→ **Exercise task**: Pick up the passage below about free software for facial expression analysis and continue it from its final sentence.

══ Text shown

Second, there is a notable lack of free open-source software to aid in detecting, preprocessing, analyzing, and visualizing facial expressions (Table 1). Commercial software options such as Affdex (Affectiva Inc) available through iMotions (iMotions Biometric Research Platform 6.0. (iMotions A/S 2016) and Noldus FaceReader (Kuilenburg et al., 2008) can be expensive, have limited functionality, and typically do not employ state-of-the-art models (Krumhuber et al., 2020, 2021; Yitzhak et al., 2017; see (Stöckli et al., 2018; Dupré et al., 2020) for commercial software performance comparisons). Furthermore, due to strong interest from industry, there have been several free software packages such as the Computer Expression Recognition Toolbox (Littlewort et al., 2011), Intraface (Torre, 2015), and Affectiva API (McDuff et al., 2016; Affectiva Inc) that have turned into commercial products or been acquired by larger technology companies such as Apple Inc or Meta and rendered unavailable to researchers. Currently, OpenFace (Baltrusaitis et al., 2018) is the most widely used open-source software that allows users to extract facial landmarks and action units from face images and videos. However, OpenFace does not provide a comprehensive suite of tools for preprocessing, analyzing, and visualizing data, which would make these tools more accessible to non-domain experts. As an example, in other fields such as neuroscience, the rapid growth of neuroimaging research has been facilitated by the widespread use of free tools such as FSL (Jenkinson et al., 2012), AFNI (Cox, 1996), SPM (Friston et al., 1991), and NiLearn (Abraham et al., 2014) that enable end users to preprocess, analyze, and visualize complex brain imaging data. We believe the broader emotion research community would greatly benefit from additional software platforms dedicated to facial expression analysis with functions for extracting, preprocessing, analyzing, and visualizing facial expression data.

════
══ Extracted material

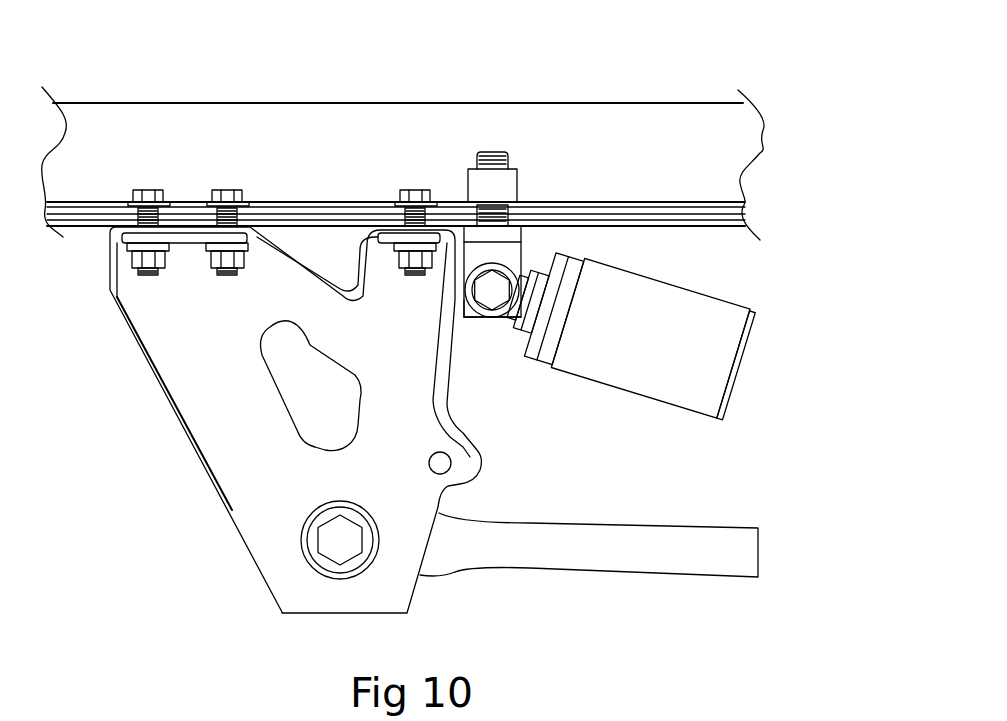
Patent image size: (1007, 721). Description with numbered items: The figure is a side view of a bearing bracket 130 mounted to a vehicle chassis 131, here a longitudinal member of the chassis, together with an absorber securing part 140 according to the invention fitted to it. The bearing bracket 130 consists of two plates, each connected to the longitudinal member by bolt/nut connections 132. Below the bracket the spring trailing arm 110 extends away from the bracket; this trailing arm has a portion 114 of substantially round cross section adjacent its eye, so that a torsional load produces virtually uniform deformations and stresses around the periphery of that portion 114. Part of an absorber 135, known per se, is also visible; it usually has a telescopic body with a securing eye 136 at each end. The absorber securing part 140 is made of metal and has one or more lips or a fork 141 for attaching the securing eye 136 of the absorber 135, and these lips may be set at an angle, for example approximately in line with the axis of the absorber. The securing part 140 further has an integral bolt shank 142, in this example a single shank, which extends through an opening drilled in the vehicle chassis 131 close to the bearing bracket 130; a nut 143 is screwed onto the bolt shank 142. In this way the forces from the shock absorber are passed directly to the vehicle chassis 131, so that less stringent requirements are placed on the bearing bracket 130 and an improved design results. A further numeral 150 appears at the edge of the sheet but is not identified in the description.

The spring trailing arm 110 is at (632, 555).
The portion 114 is at (447, 577).
The bearing bracket 130 is at (233, 430).
The vehicle chassis 131 is at (738, 158).
The bolt/nut connections 132 is at (227, 183).
The absorber 135 is at (650, 403).
The securing eye 136 is at (492, 323).
The absorber securing part 140 is at (507, 257).
The lips or fork 141 is at (462, 300).
The bolt shank 142 is at (492, 152).
The nut 143 is at (503, 190).
The partial component (cut off) 150 is at (128, 713).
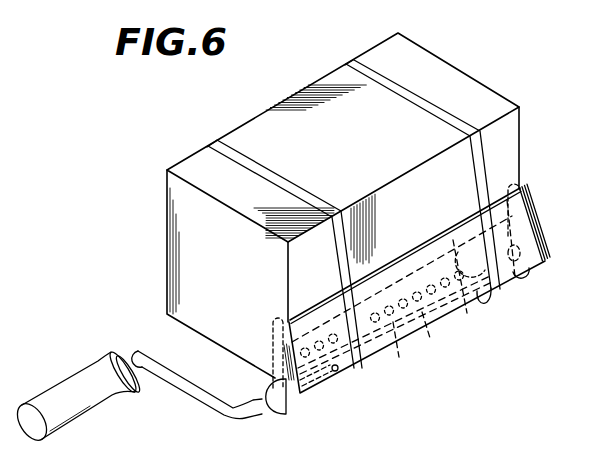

════

→ **Reply**:
Table 1 Software comparison on functionalities and affordability. X indicates features provided by each package. Features from the Py-Feat toolbox are shown in brackets. Facial landmarks are points pertaining to locations of key spatial positions of the face including the jaw, mouth, nose, eyes, and eyebrows. Action units are facial muscle groups defined by FACS (Ekman & Rosenberg, 1997). Emotions refer to the detection of canonical emotional expressions. Headpose refers to the pitch, roll, and yaw orientations of the face. Gaze refers to the direction the eyes are looking. *iMotions is a platform, and its feature extraction relies on the purchase of either the AFFDEX or FACET modules. **Detection of action units and analysis functionalities require a separate add-on purchase of The Action Unit Module and the Project Analysis Module for the Noldus FaceReader. ***We note that OpenFace can perform some preprocessing such as median face image subtraction and post-processing of AUs to correct for at-rest expressions

To meet this need, we have created the Python Facial Expression Analysis Toolbox (Py-Feat) which is a free, open-source package dedicated to support the analysis of facial expression data. It provides tools to extract facial features like OpenFace (Baltrusaitis et al., 2018) but additionally provides modules for preprocessing, analyzing, and visualizing facial expression data (Fig. 1). Py-Feat is designed to meet the needs of two distinct types of users. Py-Feat benefits computer vision researchers who can use our platform to disseminate their state-of-the-art models to a broader audience and easily compare their models with others on the same benchmark metrics. It also benefits social science researchers looking for free and easy-to-use tools that can both detect and analyze facial expressions. In this paper, we outline the key components of the Py-Feat toolbox including the facial feature detection module and analysis tools, provide quantitative assessments of the performance of the detection models on benchmark data including the robustness of the models to real-world data, and provide a tutorial of how the toolbox can be used to analyze an open face expression dataset.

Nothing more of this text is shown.